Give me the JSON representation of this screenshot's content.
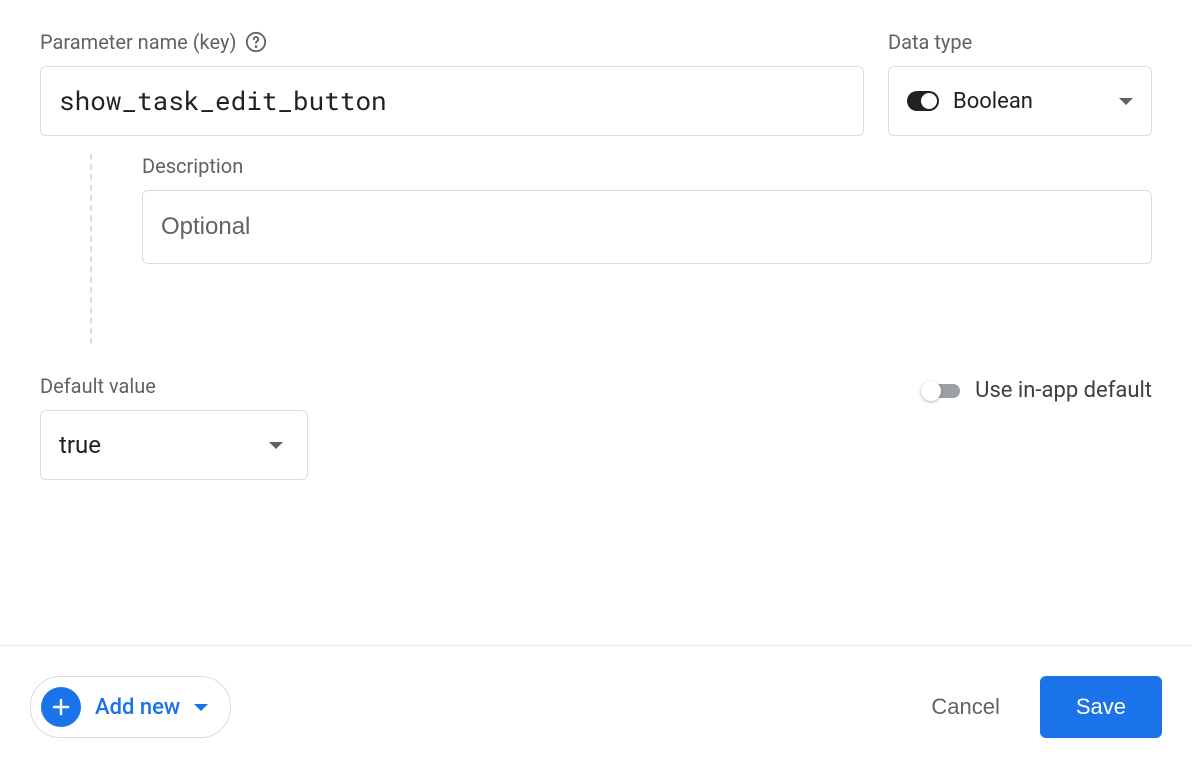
{
  "parameterName": {
    "label": "Parameter name (key)",
    "value": "show_task_edit_button"
  },
  "dataType": {
    "label": "Data type",
    "selected": "Boolean"
  },
  "description": {
    "label": "Description",
    "placeholder": "Optional",
    "value": ""
  },
  "defaultValue": {
    "label": "Default value",
    "selected": "true"
  },
  "inAppDefault": {
    "label": "Use in-app default",
    "enabled": false
  },
  "footer": {
    "addNew": "Add new",
    "cancel": "Cancel",
    "save": "Save"
  }
}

■ GOAL
Please write out all the data again word for word, but not the pictures.

■ COMPLETE RESPONSE
Give me the JSON representation of this screenshot's content.
{
  "parameterName": {
    "label": "Parameter name (key)",
    "value": "show_task_edit_button"
  },
  "dataType": {
    "label": "Data type",
    "selected": "Boolean"
  },
  "description": {
    "label": "Description",
    "placeholder": "Optional",
    "value": ""
  },
  "defaultValue": {
    "label": "Default value",
    "selected": "true"
  },
  "inAppDefault": {
    "label": "Use in-app default",
    "enabled": false
  },
  "footer": {
    "addNew": "Add new",
    "cancel": "Cancel",
    "save": "Save"
  }
}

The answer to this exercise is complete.